- [Given task] Output exactly, and only, the stretch of lines beginning at the line with "Type out the text in this image." and ending at the last line of the listing below. Drop the pictures.

Stored data
........

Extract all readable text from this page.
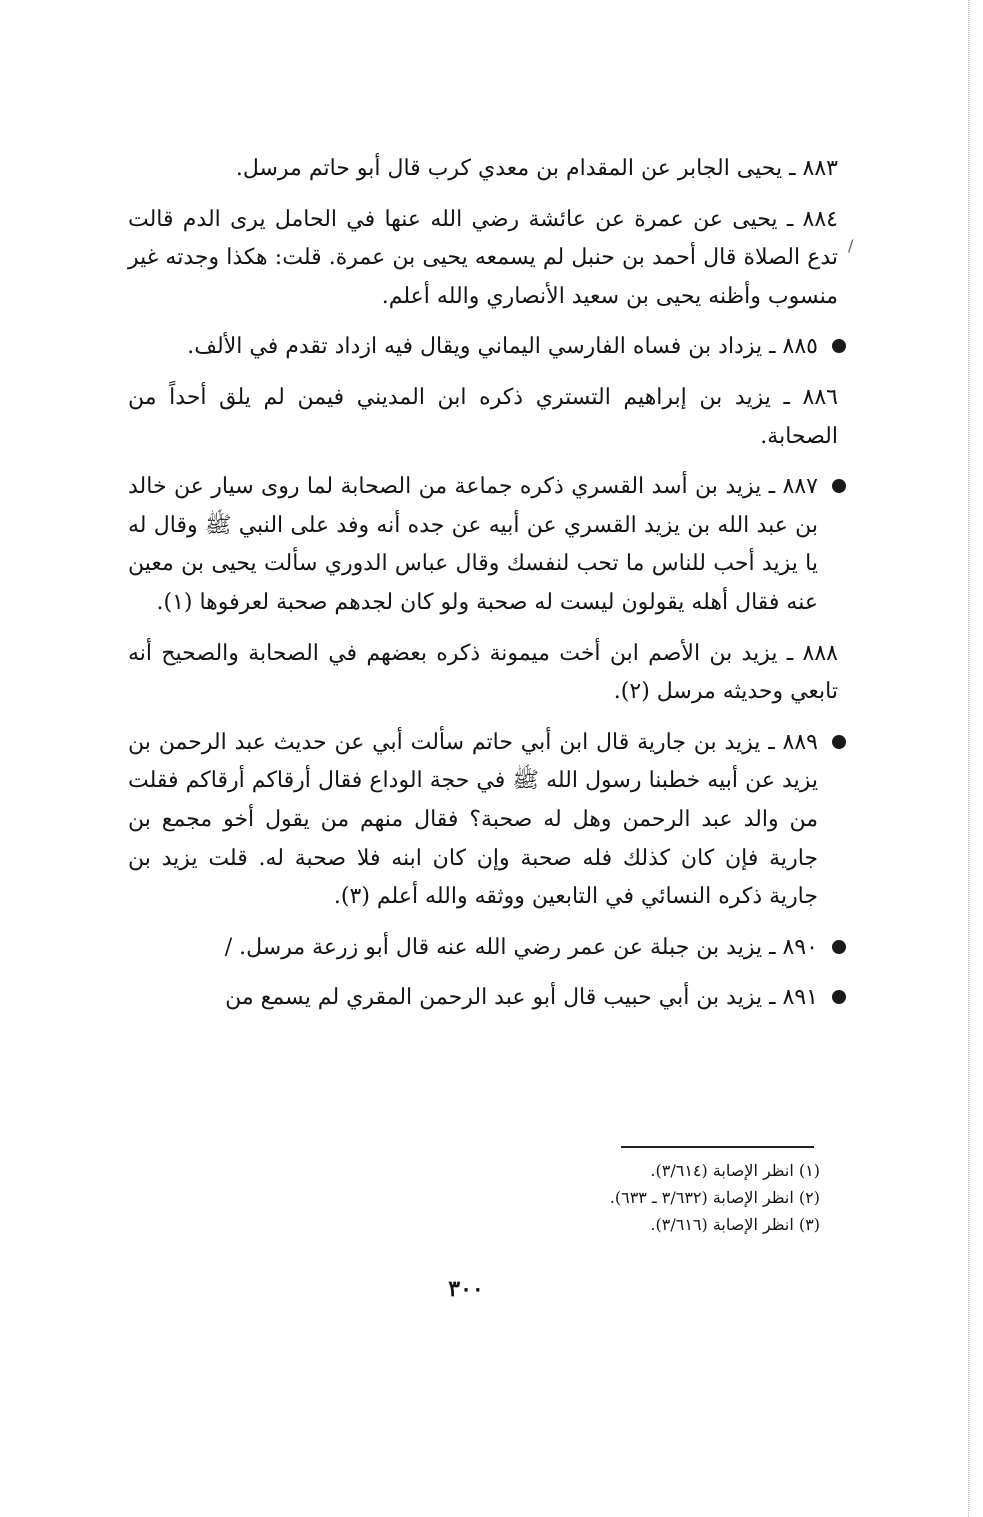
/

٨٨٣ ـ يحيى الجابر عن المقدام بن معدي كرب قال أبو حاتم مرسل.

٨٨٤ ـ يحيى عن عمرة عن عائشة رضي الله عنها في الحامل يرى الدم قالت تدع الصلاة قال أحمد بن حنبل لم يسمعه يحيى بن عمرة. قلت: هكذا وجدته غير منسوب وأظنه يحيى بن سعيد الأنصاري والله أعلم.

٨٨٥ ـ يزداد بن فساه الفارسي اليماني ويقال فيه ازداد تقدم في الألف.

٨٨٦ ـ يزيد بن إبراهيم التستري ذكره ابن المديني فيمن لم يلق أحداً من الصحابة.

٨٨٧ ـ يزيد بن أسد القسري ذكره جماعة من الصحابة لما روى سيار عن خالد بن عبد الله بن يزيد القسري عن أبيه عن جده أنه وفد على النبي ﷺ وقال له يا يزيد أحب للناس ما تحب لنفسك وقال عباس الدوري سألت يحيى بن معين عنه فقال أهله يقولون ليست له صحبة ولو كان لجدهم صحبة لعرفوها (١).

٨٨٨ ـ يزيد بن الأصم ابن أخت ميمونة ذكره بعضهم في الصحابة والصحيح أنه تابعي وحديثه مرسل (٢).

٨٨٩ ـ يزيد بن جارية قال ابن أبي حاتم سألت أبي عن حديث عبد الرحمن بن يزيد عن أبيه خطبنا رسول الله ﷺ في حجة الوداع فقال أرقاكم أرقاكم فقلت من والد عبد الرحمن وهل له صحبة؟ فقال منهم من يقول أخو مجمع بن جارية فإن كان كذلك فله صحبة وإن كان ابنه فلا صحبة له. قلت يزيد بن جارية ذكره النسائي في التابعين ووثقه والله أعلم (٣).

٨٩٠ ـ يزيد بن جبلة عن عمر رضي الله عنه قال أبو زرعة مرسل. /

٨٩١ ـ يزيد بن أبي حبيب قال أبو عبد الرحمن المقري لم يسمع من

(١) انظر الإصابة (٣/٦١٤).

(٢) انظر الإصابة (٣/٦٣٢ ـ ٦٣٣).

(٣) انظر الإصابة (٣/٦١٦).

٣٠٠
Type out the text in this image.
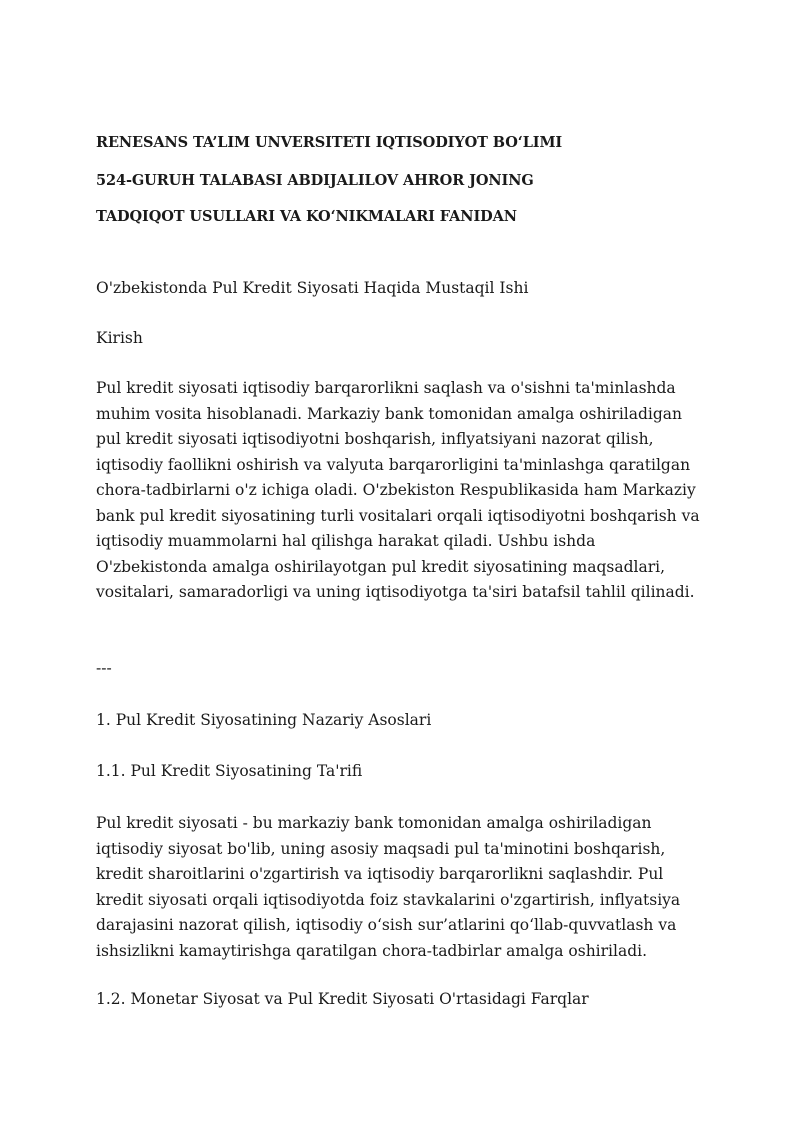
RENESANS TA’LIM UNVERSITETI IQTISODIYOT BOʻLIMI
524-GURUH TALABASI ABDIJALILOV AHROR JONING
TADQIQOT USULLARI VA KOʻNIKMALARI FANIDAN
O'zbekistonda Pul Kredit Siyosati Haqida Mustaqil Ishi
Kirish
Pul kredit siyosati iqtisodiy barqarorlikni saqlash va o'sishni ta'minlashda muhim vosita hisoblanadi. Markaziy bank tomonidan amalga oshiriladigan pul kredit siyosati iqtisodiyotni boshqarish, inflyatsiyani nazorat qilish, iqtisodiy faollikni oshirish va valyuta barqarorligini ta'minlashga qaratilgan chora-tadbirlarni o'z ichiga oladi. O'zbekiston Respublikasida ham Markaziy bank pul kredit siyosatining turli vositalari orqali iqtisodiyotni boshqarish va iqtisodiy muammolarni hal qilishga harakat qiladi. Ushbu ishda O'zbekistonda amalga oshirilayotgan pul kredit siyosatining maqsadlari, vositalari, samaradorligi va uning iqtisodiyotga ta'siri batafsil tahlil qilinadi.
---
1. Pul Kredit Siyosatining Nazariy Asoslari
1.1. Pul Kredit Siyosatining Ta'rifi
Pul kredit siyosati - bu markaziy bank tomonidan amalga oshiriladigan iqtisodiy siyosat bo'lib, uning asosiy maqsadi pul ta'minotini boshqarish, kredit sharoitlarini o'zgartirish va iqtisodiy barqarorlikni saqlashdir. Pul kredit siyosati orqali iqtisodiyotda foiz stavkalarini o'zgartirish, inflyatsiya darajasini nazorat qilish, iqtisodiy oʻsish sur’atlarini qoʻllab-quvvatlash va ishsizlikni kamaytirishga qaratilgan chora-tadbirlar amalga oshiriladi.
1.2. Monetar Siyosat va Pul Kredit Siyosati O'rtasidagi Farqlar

........

- [Answer to the exercise]
Type out the text in this image.
RENESANS TA’LIM UNVERSITETI IQTISODIYOT BOʻLIMI
524-GURUH TALABASI ABDIJALILOV AHROR JONING
TADQIQOT USULLARI VA KOʻNIKMALARI FANIDAN
O'zbekistonda Pul Kredit Siyosati Haqida Mustaqil Ishi
Kirish
Pul kredit siyosati iqtisodiy barqarorlikni saqlash va o'sishni ta'minlashda muhim vosita hisoblanadi. Markaziy bank tomonidan amalga oshiriladigan pul kredit siyosati iqtisodiyotni boshqarish, inflyatsiyani nazorat qilish, iqtisodiy faollikni oshirish va valyuta barqarorligini ta'minlashga qaratilgan chora-tadbirlarni o'z ichiga oladi. O'zbekiston Respublikasida ham Markaziy bank pul kredit siyosatining turli vositalari orqali iqtisodiyotni boshqarish va iqtisodiy muammolarni hal qilishga harakat qiladi. Ushbu ishda O'zbekistonda amalga oshirilayotgan pul kredit siyosatining maqsadlari, vositalari, samaradorligi va uning iqtisodiyotga ta'siri batafsil tahlil qilinadi.
---
1. Pul Kredit Siyosatining Nazariy Asoslari
1.1. Pul Kredit Siyosatining Ta'rifi
Pul kredit siyosati - bu markaziy bank tomonidan amalga oshiriladigan iqtisodiy siyosat bo'lib, uning asosiy maqsadi pul ta'minotini boshqarish, kredit sharoitlarini o'zgartirish va iqtisodiy barqarorlikni saqlashdir. Pul kredit siyosati orqali iqtisodiyotda foiz stavkalarini o'zgartirish, inflyatsiya darajasini nazorat qilish, iqtisodiy oʻsish sur’atlarini qoʻllab-quvvatlash va ishsizlikni kamaytirishga qaratilgan chora-tadbirlar amalga oshiriladi.
1.2. Monetar Siyosat va Pul Kredit Siyosati O'rtasidagi Farqlar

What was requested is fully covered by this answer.